Your task is to transcribe all of the data below exactly, omitting the images.

[start of PROVIDED INFORMATION]

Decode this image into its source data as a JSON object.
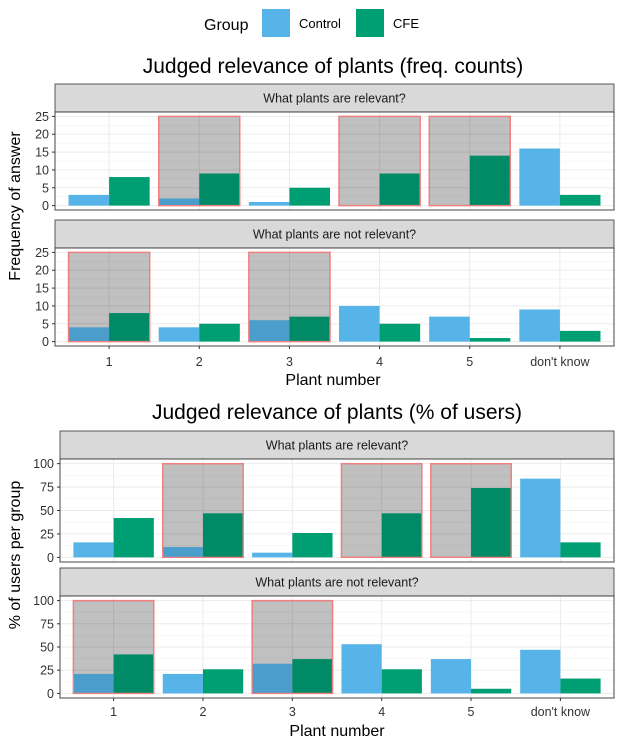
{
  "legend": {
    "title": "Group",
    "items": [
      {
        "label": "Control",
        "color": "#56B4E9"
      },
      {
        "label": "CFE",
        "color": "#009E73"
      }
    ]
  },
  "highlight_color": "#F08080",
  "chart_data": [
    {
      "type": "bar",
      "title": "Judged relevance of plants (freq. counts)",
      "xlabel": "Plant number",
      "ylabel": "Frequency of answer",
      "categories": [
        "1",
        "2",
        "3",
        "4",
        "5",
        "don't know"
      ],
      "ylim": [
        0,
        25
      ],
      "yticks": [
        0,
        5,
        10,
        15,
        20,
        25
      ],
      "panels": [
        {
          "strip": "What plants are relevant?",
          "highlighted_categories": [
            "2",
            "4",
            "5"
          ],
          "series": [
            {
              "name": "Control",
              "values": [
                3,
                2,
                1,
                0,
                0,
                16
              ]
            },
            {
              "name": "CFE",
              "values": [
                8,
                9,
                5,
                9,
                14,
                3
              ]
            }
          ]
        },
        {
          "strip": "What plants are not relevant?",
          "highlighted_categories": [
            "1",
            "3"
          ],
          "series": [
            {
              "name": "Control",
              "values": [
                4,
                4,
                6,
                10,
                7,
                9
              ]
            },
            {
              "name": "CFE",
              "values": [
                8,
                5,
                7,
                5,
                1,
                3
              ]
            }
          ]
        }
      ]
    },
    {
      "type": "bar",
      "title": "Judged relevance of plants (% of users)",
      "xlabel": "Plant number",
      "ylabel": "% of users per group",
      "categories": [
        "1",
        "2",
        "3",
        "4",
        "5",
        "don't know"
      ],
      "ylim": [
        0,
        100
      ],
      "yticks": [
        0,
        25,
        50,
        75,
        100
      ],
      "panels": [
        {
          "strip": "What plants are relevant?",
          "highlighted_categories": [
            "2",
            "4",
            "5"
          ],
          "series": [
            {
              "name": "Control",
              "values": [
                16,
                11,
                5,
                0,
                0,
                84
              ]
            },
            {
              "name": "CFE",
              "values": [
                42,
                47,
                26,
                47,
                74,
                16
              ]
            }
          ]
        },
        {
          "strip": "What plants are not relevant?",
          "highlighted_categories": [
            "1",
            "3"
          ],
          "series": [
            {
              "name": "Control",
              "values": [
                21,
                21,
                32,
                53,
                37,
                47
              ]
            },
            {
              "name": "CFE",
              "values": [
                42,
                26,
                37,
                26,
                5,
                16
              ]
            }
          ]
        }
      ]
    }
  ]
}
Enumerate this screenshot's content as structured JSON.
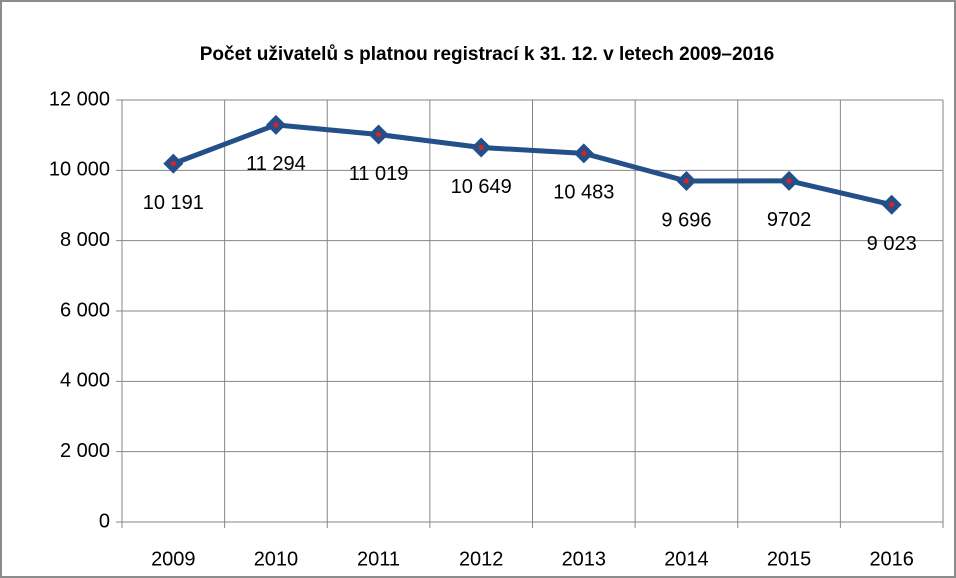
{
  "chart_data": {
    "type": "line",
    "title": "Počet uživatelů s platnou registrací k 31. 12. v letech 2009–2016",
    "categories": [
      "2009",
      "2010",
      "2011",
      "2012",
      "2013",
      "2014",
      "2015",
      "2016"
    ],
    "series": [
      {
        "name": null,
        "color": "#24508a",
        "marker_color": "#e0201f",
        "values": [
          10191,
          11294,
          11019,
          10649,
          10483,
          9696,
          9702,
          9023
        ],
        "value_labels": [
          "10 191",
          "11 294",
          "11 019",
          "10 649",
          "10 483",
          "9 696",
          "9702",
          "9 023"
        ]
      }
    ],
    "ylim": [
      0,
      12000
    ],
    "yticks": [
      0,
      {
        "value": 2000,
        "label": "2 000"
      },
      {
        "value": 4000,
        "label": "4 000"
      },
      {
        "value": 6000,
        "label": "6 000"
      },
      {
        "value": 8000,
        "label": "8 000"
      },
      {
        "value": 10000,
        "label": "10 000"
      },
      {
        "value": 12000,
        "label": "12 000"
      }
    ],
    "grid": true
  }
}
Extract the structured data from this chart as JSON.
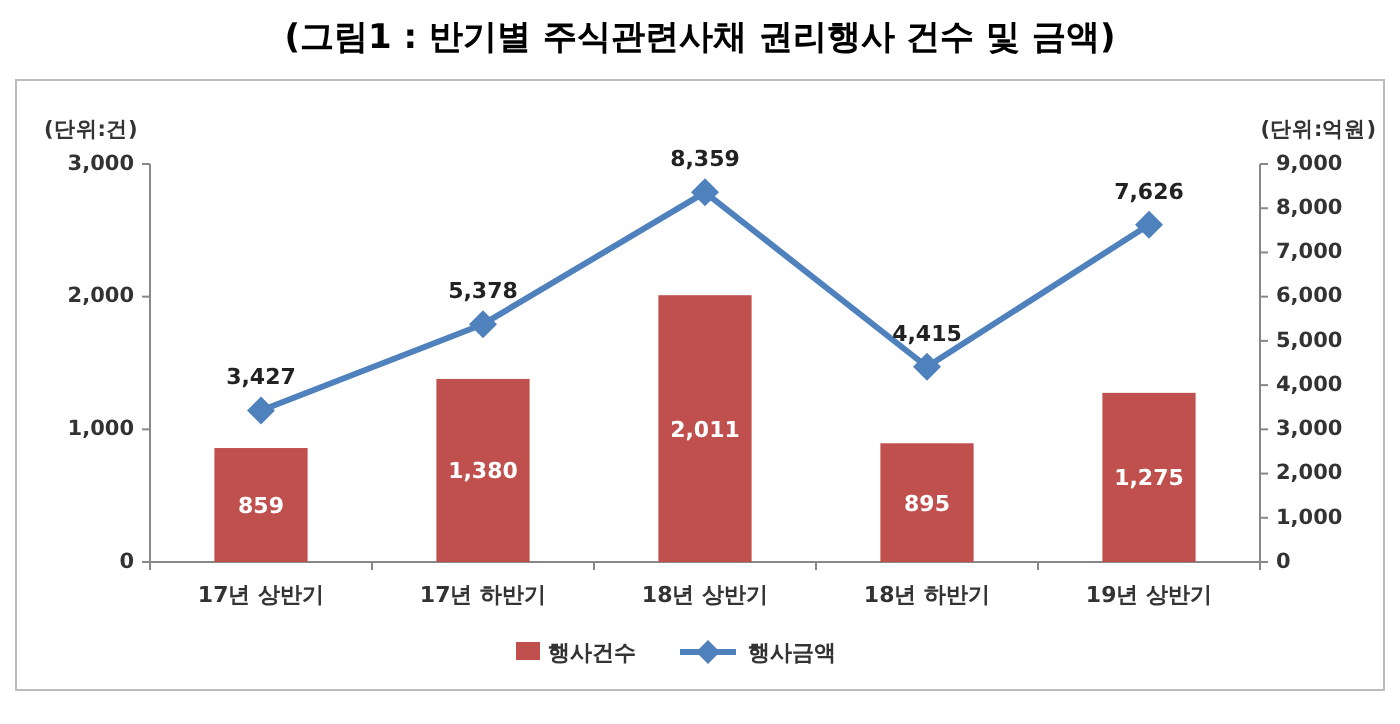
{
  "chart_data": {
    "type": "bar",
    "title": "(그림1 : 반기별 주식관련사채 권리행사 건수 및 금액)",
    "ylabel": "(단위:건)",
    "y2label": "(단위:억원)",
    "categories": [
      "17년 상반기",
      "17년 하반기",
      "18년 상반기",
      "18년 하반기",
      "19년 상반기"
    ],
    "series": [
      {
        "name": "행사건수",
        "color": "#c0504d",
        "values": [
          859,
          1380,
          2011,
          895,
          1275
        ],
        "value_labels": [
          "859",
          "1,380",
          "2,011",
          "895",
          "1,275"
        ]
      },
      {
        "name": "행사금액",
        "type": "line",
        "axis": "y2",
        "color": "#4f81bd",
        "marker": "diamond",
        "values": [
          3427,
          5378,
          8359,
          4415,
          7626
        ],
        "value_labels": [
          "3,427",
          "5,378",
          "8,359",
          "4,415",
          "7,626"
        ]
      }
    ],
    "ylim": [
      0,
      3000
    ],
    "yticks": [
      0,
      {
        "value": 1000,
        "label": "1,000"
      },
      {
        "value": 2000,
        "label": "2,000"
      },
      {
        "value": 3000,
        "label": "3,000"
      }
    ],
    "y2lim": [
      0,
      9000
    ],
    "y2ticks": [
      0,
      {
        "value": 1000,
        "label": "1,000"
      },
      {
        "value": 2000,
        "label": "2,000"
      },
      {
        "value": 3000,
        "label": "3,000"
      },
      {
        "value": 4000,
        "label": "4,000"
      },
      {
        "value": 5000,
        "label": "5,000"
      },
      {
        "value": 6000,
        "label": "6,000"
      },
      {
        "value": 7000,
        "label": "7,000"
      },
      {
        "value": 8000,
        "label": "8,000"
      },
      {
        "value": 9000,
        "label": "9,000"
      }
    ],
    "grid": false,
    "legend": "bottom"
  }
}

[end of PROVIDED INFORMATION]

WRITTEN ANSWER:
Decode this image into its source data as a JSON object.
{
  "legend": {
    "title": "Group",
    "items": [
      {
        "label": "Control",
        "color": "#56B4E9"
      },
      {
        "label": "CFE",
        "color": "#009E73"
      }
    ]
  },
  "highlight_color": "#F08080",
  "chart_data": [
    {
      "type": "bar",
      "title": "Judged relevance of plants (freq. counts)",
      "xlabel": "Plant number",
      "ylabel": "Frequency of answer",
      "categories": [
        "1",
        "2",
        "3",
        "4",
        "5",
        "don't know"
      ],
      "ylim": [
        0,
        25
      ],
      "yticks": [
        0,
        5,
        10,
        15,
        20,
        25
      ],
      "panels": [
        {
          "strip": "What plants are relevant?",
          "highlighted_categories": [
            "2",
            "4",
            "5"
          ],
          "series": [
            {
              "name": "Control",
              "values": [
                3,
                2,
                1,
                0,
                0,
                16
              ]
            },
            {
              "name": "CFE",
              "values": [
                8,
                9,
                5,
                9,
                14,
                3
              ]
            }
          ]
        },
        {
          "strip": "What plants are not relevant?",
          "highlighted_categories": [
            "1",
            "3"
          ],
          "series": [
            {
              "name": "Control",
              "values": [
                4,
                4,
                6,
                10,
                7,
                9
              ]
            },
            {
              "name": "CFE",
              "values": [
                8,
                5,
                7,
                5,
                1,
                3
              ]
            }
          ]
        }
      ]
    },
    {
      "type": "bar",
      "title": "Judged relevance of plants (% of users)",
      "xlabel": "Plant number",
      "ylabel": "% of users per group",
      "categories": [
        "1",
        "2",
        "3",
        "4",
        "5",
        "don't know"
      ],
      "ylim": [
        0,
        100
      ],
      "yticks": [
        0,
        25,
        50,
        75,
        100
      ],
      "panels": [
        {
          "strip": "What plants are relevant?",
          "highlighted_categories": [
            "2",
            "4",
            "5"
          ],
          "series": [
            {
              "name": "Control",
              "values": [
                16,
                11,
                5,
                0,
                0,
                84
              ]
            },
            {
              "name": "CFE",
              "values": [
                42,
                47,
                26,
                47,
                74,
                16
              ]
            }
          ]
        },
        {
          "strip": "What plants are not relevant?",
          "highlighted_categories": [
            "1",
            "3"
          ],
          "series": [
            {
              "name": "Control",
              "values": [
                21,
                21,
                32,
                53,
                37,
                47
              ]
            },
            {
              "name": "CFE",
              "values": [
                42,
                26,
                37,
                26,
                5,
                16
              ]
            }
          ]
        }
      ]
    }
  ]
}
Enumerate this screenshot's content as structured JSON.
{
  "chart_data": {
    "type": "line",
    "title": "Počet uživatelů s platnou registrací k 31. 12. v letech 2009–2016",
    "categories": [
      "2009",
      "2010",
      "2011",
      "2012",
      "2013",
      "2014",
      "2015",
      "2016"
    ],
    "series": [
      {
        "name": null,
        "color": "#24508a",
        "marker_color": "#e0201f",
        "values": [
          10191,
          11294,
          11019,
          10649,
          10483,
          9696,
          9702,
          9023
        ],
        "value_labels": [
          "10 191",
          "11 294",
          "11 019",
          "10 649",
          "10 483",
          "9 696",
          "9702",
          "9 023"
        ]
      }
    ],
    "ylim": [
      0,
      12000
    ],
    "yticks": [
      0,
      {
        "value": 2000,
        "label": "2 000"
      },
      {
        "value": 4000,
        "label": "4 000"
      },
      {
        "value": 6000,
        "label": "6 000"
      },
      {
        "value": 8000,
        "label": "8 000"
      },
      {
        "value": 10000,
        "label": "10 000"
      },
      {
        "value": 12000,
        "label": "12 000"
      }
    ],
    "grid": true
  }
}
Extract the structured data from this chart as JSON.
{
  "chart_data": {
    "type": "bar",
    "title": "(그림1 : 반기별 주식관련사채 권리행사 건수 및 금액)",
    "ylabel": "(단위:건)",
    "y2label": "(단위:억원)",
    "categories": [
      "17년 상반기",
      "17년 하반기",
      "18년 상반기",
      "18년 하반기",
      "19년 상반기"
    ],
    "series": [
      {
        "name": "행사건수",
        "color": "#c0504d",
        "values": [
          859,
          1380,
          2011,
          895,
          1275
        ],
        "value_labels": [
          "859",
          "1,380",
          "2,011",
          "895",
          "1,275"
        ]
      },
      {
        "name": "행사금액",
        "type": "line",
        "axis": "y2",
        "color": "#4f81bd",
        "marker": "diamond",
        "values": [
          3427,
          5378,
          8359,
          4415,
          7626
        ],
        "value_labels": [
          "3,427",
          "5,378",
          "8,359",
          "4,415",
          "7,626"
        ]
      }
    ],
    "ylim": [
      0,
      3000
    ],
    "yticks": [
      0,
      {
        "value": 1000,
        "label": "1,000"
      },
      {
        "value": 2000,
        "label": "2,000"
      },
      {
        "value": 3000,
        "label": "3,000"
      }
    ],
    "y2lim": [
      0,
      9000
    ],
    "y2ticks": [
      0,
      {
        "value": 1000,
        "label": "1,000"
      },
      {
        "value": 2000,
        "label": "2,000"
      },
      {
        "value": 3000,
        "label": "3,000"
      },
      {
        "value": 4000,
        "label": "4,000"
      },
      {
        "value": 5000,
        "label": "5,000"
      },
      {
        "value": 6000,
        "label": "6,000"
      },
      {
        "value": 7000,
        "label": "7,000"
      },
      {
        "value": 8000,
        "label": "8,000"
      },
      {
        "value": 9000,
        "label": "9,000"
      }
    ],
    "grid": false,
    "legend": "bottom"
  }
}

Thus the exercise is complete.